== TEXTE À ANALYSER ==
☆ ☆ ☆

Mais depuis le renversement de Mouammar Kadhafi en 2011, elle a aussi servi à écouler les armes et les munitions pillées dans les arsenaux de l'armée libyenne au bénéfice des groupes insurgés du Sahara, islamistes ou séparatistes touaregs.

ZONE DE NON-DROIT

Les djihadistes ont profité de l'aubaine, à l'image du vétéran d'Al Qaïda au Maghreb islamique (Aqmi) Mokhtar Belmokhtar, dont les combattants se sont approvisionnés en armes en Libye et ont emprunté son territoire pour lancer l'attaque spectaculaire contre le site gazier algérien de Tiguentourine en janvier.

Depuis qu'ils ont été chassés du Mali, nombre d'islamistes semblent avoir trouvé refuge dans ce Sud-Libyen aussi vaste qu'incontrôlé. Faute d'armée, le gouvernement de Tripoli se repose sur des milices locales pour faire régner un semblant d'ordre dans cette zone de non-droit, régulièrement secouée par les violences ethniques.

"Nous sommes très préoccupés par le fait que le scénario du Nord-Mali pourrait se reproduire dans le sud de la Libye", dit-on de source diplomatique française, précisant que le ministre de la Défense, Jean-Yves Le Drian, a évoqué cette question lors d'un récent déplacement à Londres et Washington.

"Il nous faut apporter rapidement une réponse à ce problème", ajoute-t-on.

Interrogé vendredi par France24, RFI et TV5 Monde, François Hollande a toutefois assuré que Paris n'avait aucune intention d'intervenir militairement dans le Sud libyen, démentant une "non information" publiée par Le Parisien.

La France insiste sur le fait qu'elle entend réduire le plus rapidement possible son contingent au Mali, où elle a engagé quelque 4.000 soldats pendant l'opération "Serval".

Mais la persistance de la menace djihadiste, y compris pour ses intérêts au Niger - où des membres des forces spéciales ont été déployés pour protéger les mines d'uranium - risque de contraindre Paris à modifier ses plans.

François Hollande a reconnu la semaine dernière que l'armée française serait sans doute amenée à intervenir dans d'autres pays du Sahel.

☆ ☆ ☆

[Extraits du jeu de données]
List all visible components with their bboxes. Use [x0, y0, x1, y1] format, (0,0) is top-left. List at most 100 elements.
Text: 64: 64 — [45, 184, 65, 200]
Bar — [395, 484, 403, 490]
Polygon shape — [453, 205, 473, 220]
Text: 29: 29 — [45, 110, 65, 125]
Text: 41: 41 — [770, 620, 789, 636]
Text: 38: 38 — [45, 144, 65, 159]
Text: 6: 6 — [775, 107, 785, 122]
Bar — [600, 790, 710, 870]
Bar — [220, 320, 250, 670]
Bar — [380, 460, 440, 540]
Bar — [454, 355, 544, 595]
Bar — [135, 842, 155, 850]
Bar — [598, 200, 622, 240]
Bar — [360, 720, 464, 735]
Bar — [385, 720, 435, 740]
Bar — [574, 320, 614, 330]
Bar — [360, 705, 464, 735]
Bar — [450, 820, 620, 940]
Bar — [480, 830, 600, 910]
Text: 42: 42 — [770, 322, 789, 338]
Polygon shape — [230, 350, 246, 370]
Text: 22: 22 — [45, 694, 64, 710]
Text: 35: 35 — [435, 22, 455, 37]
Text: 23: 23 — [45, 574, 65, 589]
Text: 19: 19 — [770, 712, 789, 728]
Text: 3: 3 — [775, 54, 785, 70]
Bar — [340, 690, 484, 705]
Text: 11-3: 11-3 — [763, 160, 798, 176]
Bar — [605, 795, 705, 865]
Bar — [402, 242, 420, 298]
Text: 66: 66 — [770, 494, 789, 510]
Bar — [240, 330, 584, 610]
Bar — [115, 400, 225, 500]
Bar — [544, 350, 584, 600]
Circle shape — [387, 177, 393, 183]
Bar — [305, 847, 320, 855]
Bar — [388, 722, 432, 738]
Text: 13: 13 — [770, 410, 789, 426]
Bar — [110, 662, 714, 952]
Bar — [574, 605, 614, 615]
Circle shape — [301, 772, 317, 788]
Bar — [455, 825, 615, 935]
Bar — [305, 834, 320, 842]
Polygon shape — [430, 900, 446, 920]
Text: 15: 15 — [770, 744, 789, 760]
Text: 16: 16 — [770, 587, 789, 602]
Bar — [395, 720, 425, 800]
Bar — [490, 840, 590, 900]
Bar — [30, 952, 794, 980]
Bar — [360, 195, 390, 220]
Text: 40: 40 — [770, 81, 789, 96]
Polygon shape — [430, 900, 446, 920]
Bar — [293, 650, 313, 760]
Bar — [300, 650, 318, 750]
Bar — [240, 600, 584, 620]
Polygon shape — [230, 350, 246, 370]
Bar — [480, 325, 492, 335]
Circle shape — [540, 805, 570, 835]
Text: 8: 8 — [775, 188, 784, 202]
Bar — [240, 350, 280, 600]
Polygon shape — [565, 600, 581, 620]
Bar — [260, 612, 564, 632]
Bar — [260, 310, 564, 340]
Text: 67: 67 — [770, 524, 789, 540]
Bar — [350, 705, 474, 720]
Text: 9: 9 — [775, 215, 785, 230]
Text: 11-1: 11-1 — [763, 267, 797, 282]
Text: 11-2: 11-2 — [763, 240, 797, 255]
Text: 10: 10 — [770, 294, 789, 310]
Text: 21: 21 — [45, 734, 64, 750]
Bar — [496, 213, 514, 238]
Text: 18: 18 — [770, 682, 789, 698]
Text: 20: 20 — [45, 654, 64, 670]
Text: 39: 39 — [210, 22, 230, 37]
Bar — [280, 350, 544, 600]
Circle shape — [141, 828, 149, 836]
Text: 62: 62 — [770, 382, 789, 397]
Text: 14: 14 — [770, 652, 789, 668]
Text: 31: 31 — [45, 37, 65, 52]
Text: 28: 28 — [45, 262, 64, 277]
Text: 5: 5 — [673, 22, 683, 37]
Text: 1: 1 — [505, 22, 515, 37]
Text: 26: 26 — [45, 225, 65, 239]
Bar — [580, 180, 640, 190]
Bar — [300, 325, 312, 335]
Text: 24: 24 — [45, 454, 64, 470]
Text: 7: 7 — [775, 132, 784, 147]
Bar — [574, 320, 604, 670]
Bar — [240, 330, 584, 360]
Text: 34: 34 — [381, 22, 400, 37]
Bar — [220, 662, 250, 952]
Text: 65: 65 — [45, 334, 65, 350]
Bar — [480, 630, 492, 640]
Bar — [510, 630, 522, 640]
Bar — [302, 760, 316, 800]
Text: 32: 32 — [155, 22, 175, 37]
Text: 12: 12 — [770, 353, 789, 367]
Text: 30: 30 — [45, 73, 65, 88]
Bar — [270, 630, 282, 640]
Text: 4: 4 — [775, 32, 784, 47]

☆ ☆ ☆

== CONSIGNE 1 ==
Recopiez le passage du texte sur le Sud libyen qui commence à "Mais la persistance" et se termine à "modifier ses plans.".
== CONSIGNE 2 ==
Relevez tous les médias nommés dans le texte sur le Sud libyen.

== RÉSULTAT DE L'EXERCICE 1 ==
Mais la persistance de la menace djihadiste, y compris pour ses intérêts au Niger - où des membres des forces spéciales ont été déployés pour protéger les mines d'uranium - risque de contraindre Paris à modifier ses plans.

== RÉSULTAT DE L'EXERCICE 2 ==
France24, RFI, TV5 Monde, Le Parisien